* Problem details:
Work through the data below and give the number of lines holding "really", nothing more.

* BEGIN Extracted entries *

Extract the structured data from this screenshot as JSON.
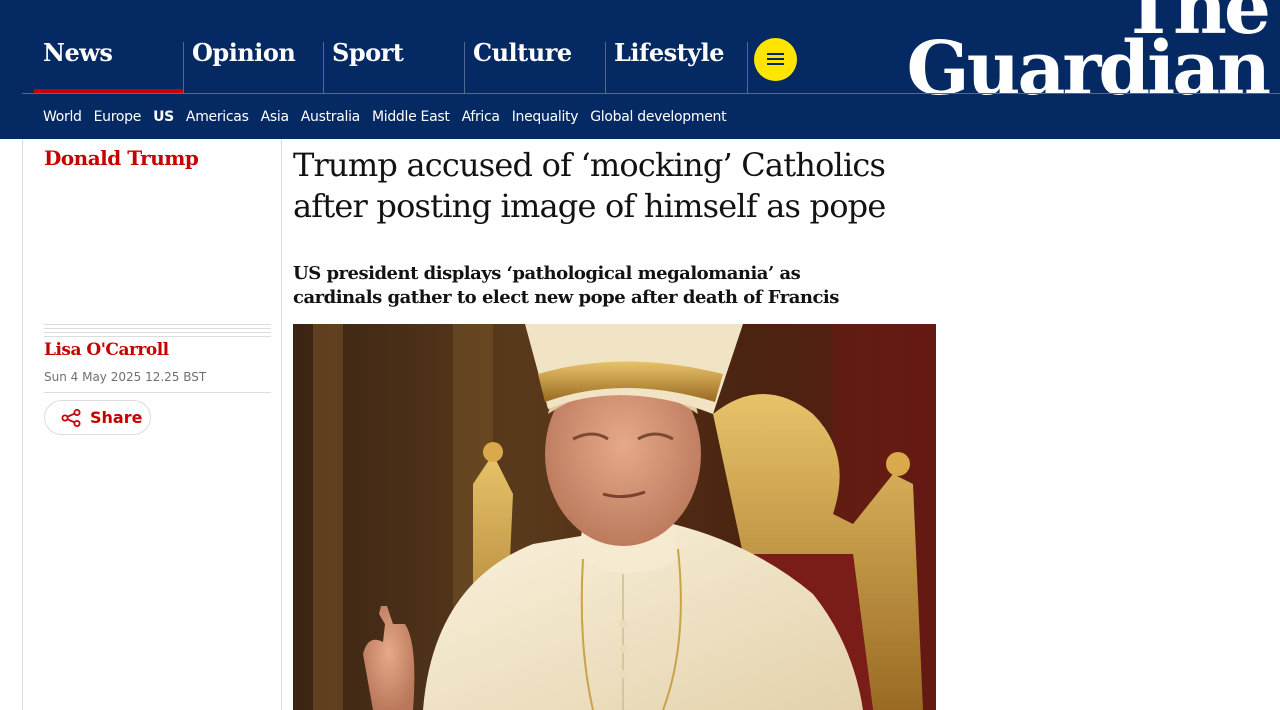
{
  "masthead": {
    "pillars": [
      "News",
      "Opinion",
      "Sport",
      "Culture",
      "Lifestyle"
    ],
    "menu_icon": "hamburger-menu-icon",
    "logo_line1": "The",
    "logo_line2": "Guardian"
  },
  "subnav": {
    "items": [
      "World",
      "Europe",
      "US",
      "Americas",
      "Asia",
      "Australia",
      "Middle East",
      "Africa",
      "Inequality",
      "Global development"
    ],
    "active": "US"
  },
  "article": {
    "section": "Donald Trump",
    "headline": "Trump accused of ‘mocking’ Catholics after posting image of himself as pope",
    "standfirst": "US president displays ‘pathological megalomania’ as cardinals gather to elect new pope after death of Francis",
    "author": "Lisa O'Carroll",
    "date": "Sun 4 May 2025 12.25 BST",
    "share_label": "Share",
    "share_icon": "share-icon"
  },
  "colors": {
    "brand_blue": "#052962",
    "news_red": "#c70000",
    "menu_yellow": "#ffe500"
  }
}
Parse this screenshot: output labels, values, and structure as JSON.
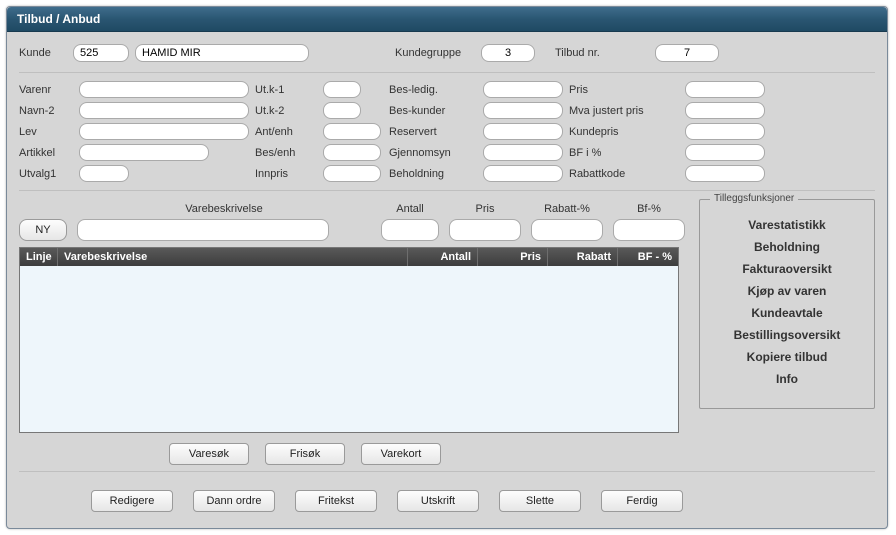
{
  "title": "Tilbud / Anbud",
  "top": {
    "kunde_lbl": "Kunde",
    "kunde_nr": "525",
    "kunde_navn": "HAMID MIR",
    "kundegruppe_lbl": "Kundegruppe",
    "kundegruppe": "3",
    "tilbudnr_lbl": "Tilbud nr.",
    "tilbudnr": "7"
  },
  "fields": {
    "varenr_lbl": "Varenr",
    "navn2_lbl": "Navn-2",
    "lev_lbl": "Lev",
    "artikkel_lbl": "Artikkel",
    "utvalg1_lbl": "Utvalg1",
    "utk1_lbl": "Ut.k-1",
    "utk2_lbl": "Ut.k-2",
    "antenh_lbl": "Ant/enh",
    "besenh_lbl": "Bes/enh",
    "innpris_lbl": "Innpris",
    "besledig_lbl": "Bes-ledig.",
    "beskunder_lbl": "Bes-kunder",
    "reservert_lbl": "Reservert",
    "gjennomsyn_lbl": "Gjennomsyn",
    "beholdning_lbl": "Beholdning",
    "pris_lbl": "Pris",
    "mva_lbl": "Mva justert pris",
    "kundepris_lbl": "Kundepris",
    "bfi_lbl": "BF i %",
    "rabattkode_lbl": "Rabattkode"
  },
  "entry": {
    "ny_btn": "NY",
    "varebeskrivelse_hdr": "Varebeskrivelse",
    "antall_hdr": "Antall",
    "pris_hdr": "Pris",
    "rabatt_hdr": "Rabatt-%",
    "bf_hdr": "Bf-%"
  },
  "grid": {
    "linje": "Linje",
    "varebeskrivelse": "Varebeskrivelse",
    "antall": "Antall",
    "pris": "Pris",
    "rabatt": "Rabatt",
    "bf": "BF - %",
    "rows": []
  },
  "side": {
    "legend": "Tilleggsfunksjoner",
    "links": [
      "Varestatistikk",
      "Beholdning",
      "Fakturaoversikt",
      "Kjøp av varen",
      "Kundeavtale",
      "Bestillingsoversikt",
      "Kopiere tilbud",
      "Info"
    ]
  },
  "mid_buttons": {
    "varesok": "Varesøk",
    "frisok": "Frisøk",
    "varekort": "Varekort"
  },
  "bottom_buttons": {
    "redigere": "Redigere",
    "dannordre": "Dann ordre",
    "fritekst": "Fritekst",
    "utskrift": "Utskrift",
    "slette": "Slette",
    "ferdig": "Ferdig"
  }
}
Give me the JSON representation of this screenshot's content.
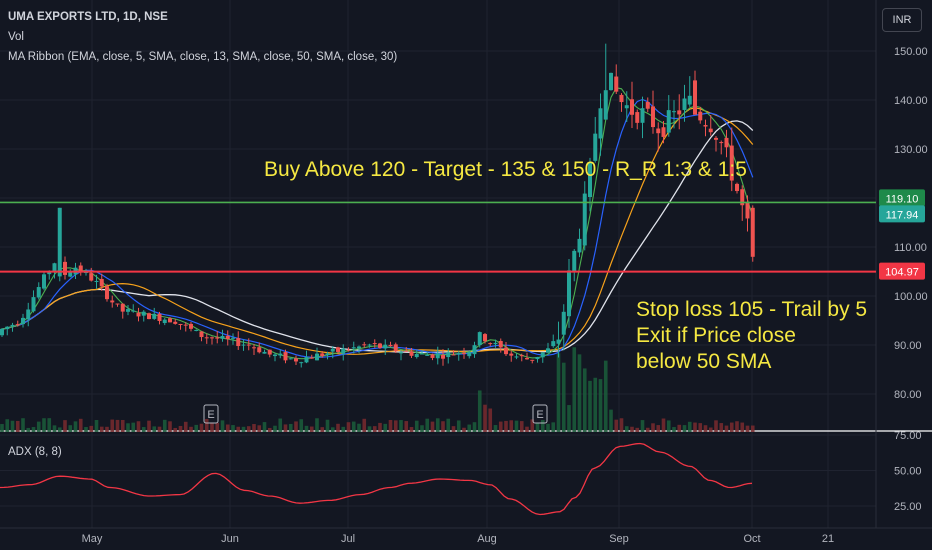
{
  "header": {
    "title": "UMA EXPORTS LTD, 1D, NSE",
    "vol_label": "Vol",
    "ma_label": "MA Ribbon (EMA, close, 5, SMA, close, 13, SMA, close, 50, SMA, close, 30)"
  },
  "currency_button": "INR",
  "annotations": {
    "buy": "Buy Above 120 - Target - 135 & 150 - R_R 1:3 & 1:5",
    "stop_lines": [
      "Stop loss 105 - Trail by 5",
      "Exit if Price close",
      "below 50 SMA"
    ]
  },
  "price_axis_labels": [
    "150.00",
    "140.00",
    "130.00",
    "110.00",
    "100.00",
    "90.00",
    "80.00"
  ],
  "adx_axis_labels": [
    "75.00",
    "50.00",
    "25.00"
  ],
  "time_axis_labels": [
    "May",
    "Jun",
    "Jul",
    "Aug",
    "Sep",
    "Oct",
    "21"
  ],
  "price_badges": {
    "green_line": "119.10",
    "last_price": "117.94",
    "red_line": "104.97"
  },
  "earnings_markers": [
    "E",
    "E"
  ],
  "adx_title": "ADX (8, 8)",
  "colors": {
    "background": "#131722",
    "up": "#26a69a",
    "down": "#ef5350",
    "green_line": "#4caf50",
    "red_line": "#f23645",
    "ema5": "#4caf50",
    "sma13": "#2962ff",
    "sma30": "#f7a21b",
    "sma50": "#e0e3eb",
    "adx": "#f23645",
    "annotation": "#f5e842"
  },
  "chart_data": {
    "type": "candlestick",
    "price_range": [
      76,
      155
    ],
    "horizontal_levels": {
      "green": 119.1,
      "red": 104.97
    },
    "last_close": 117.94,
    "adx_range": [
      15,
      78
    ],
    "grid": true
  }
}
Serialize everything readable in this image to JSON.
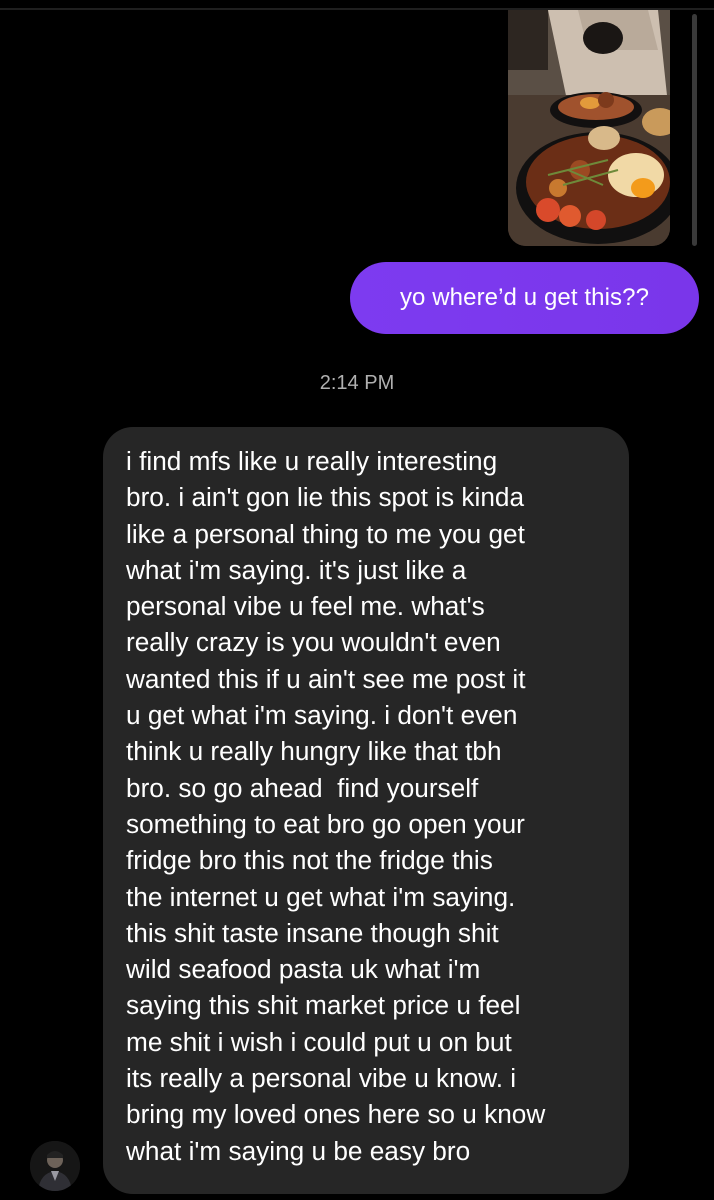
{
  "conversation": {
    "photo_message": {
      "icon": "food-photo"
    },
    "sent_message": {
      "text": "yo where’d u get this??"
    },
    "timestamp": "2:14 PM",
    "received_message": {
      "lines": [
        "i find mfs like u really interesting",
        "bro. i ain't gon lie this spot is kinda",
        "like a personal thing to me you get",
        "what i'm saying. it's just like a",
        "personal vibe u feel me. what's",
        "really crazy is you wouldn't even",
        "wanted this if u ain't see me post it",
        "u get what i'm saying. i don't even",
        "think u really hungry like that tbh",
        "bro. so go ahead  find yourself",
        "something to eat bro go open your",
        "fridge bro this not the fridge this",
        "the internet u get what i'm saying.",
        "this shit taste insane though shit",
        "wild seafood pasta uk what i'm",
        "saying this shit market price u feel",
        "me shit i wish i could put u on but",
        "its really a personal vibe u know. i",
        "bring my loved ones here so u know",
        "what i'm saying u be easy bro"
      ]
    },
    "sender_avatar": {
      "icon": "avatar"
    }
  },
  "colors": {
    "background": "#000000",
    "sent_bubble": "#7c3aed",
    "received_bubble": "#262626",
    "timestamp_text": "#b0b0b0"
  }
}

* END Extracted entries *

* Task solution:
4